[Recorded data]

>>

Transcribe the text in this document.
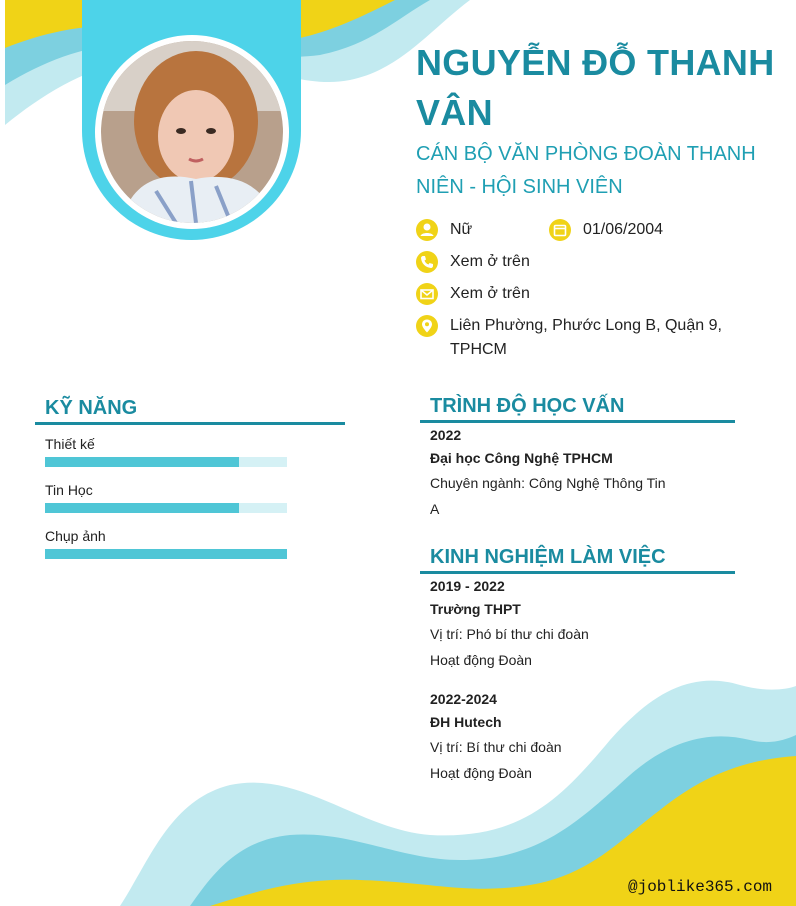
NGUYỄN ĐỖ THANH VÂN
CÁN BỘ VĂN PHÒNG ĐOÀN THANH NIÊN - HỘI SINH VIÊN
Nữ	01/06/2004
Xem ở trên
Xem ở trên
Liên Phường, Phước Long B, Quận 9, TPHCM
KỸ NĂNG
Thiết kế
Tin Học
Chụp ảnh
TRÌNH ĐỘ HỌC VẤN
2022
Đại học Công Nghệ TPHCM
Chuyên ngành: Công Nghệ Thông Tin
A
KINH NGHIỆM LÀM VIỆC
2019 - 2022
Trường THPT
Vị trí: Phó bí thư chi đoàn
Hoạt động Đoàn
2022-2024
ĐH Hutech
Vị trí: Bí thư chi đoàn
Hoạt động Đoàn
@joblike365.com
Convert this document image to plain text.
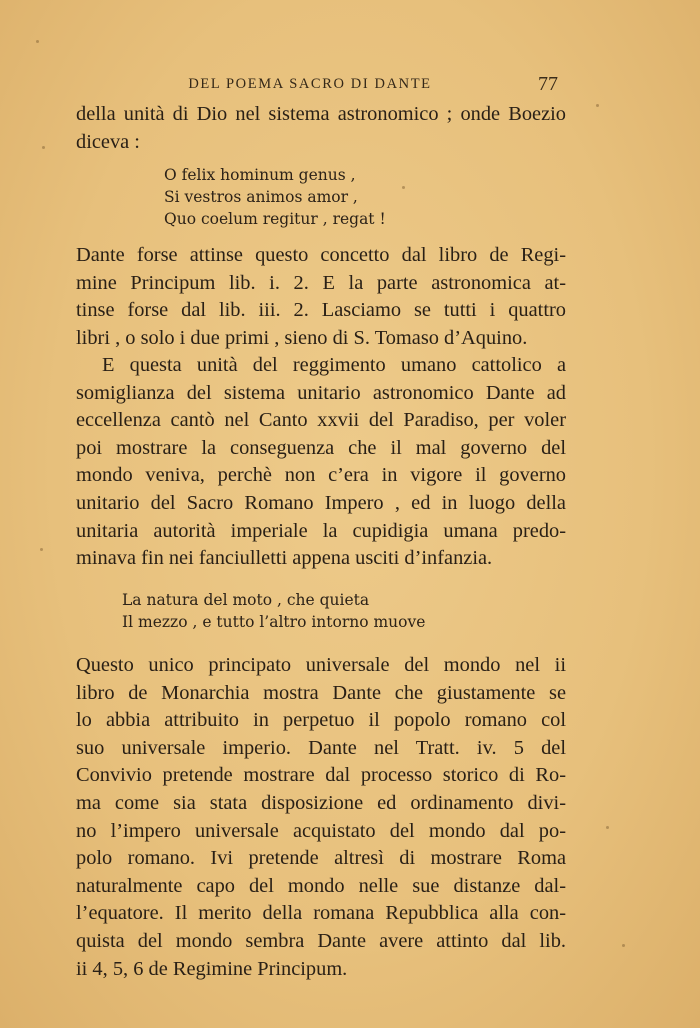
DEL POEMA SACRO DI DANTE	77
della unità di Dio nel sistema astronomico ; onde Boezio
diceva :
O felix hominum genus ,
Si vestros animos amor ,
Quo coelum regitur , regat !
Dante forse attinse questo concetto dal libro de Regi-
mine Principum lib. i. 2. E la parte astronomica at-
tinse forse dal lib. iii. 2. Lasciamo se tutti i quattro
libri , o solo i due primi , sieno di S. Tomaso d’Aquino.
E questa unità del reggimento umano cattolico a
somiglianza del sistema unitario astronomico Dante ad
eccellenza cantò nel Canto xxvii del Paradiso, per voler
poi mostrare la conseguenza che il mal governo del
mondo veniva, perchè non c’era in vigore il governo
unitario del Sacro Romano Impero , ed in luogo della
unitaria autorità imperiale la cupidigia umana predo-
minava fin nei fanciulletti appena usciti d’infanzia.
La natura del moto , che quieta
Il mezzo , e tutto l’altro intorno muove
Questo unico principato universale del mondo nel ii
libro de Monarchia mostra Dante che giustamente se
lo abbia attribuito in perpetuo il popolo romano col
suo universale imperio. Dante nel Tratt. iv. 5 del
Convivio pretende mostrare dal processo storico di Ro-
ma come sia stata disposizione ed ordinamento divi-
no l’impero universale acquistato del mondo dal po-
polo romano. Ivi pretende altresì di mostrare Roma
naturalmente capo del mondo nelle sue distanze dal-
l’equatore. Il merito della romana Repubblica alla con-
quista del mondo sembra Dante avere attinto dal lib.
ii 4, 5, 6 de Regimine Principum.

<<

▶ _Problem requirements_
Look through the entries and return every line where "Công" appears.

▶ _Output for this exercise_
Đại học Công Nghệ TPHCM
Chuyên ngành: Công Nghệ Thông Tin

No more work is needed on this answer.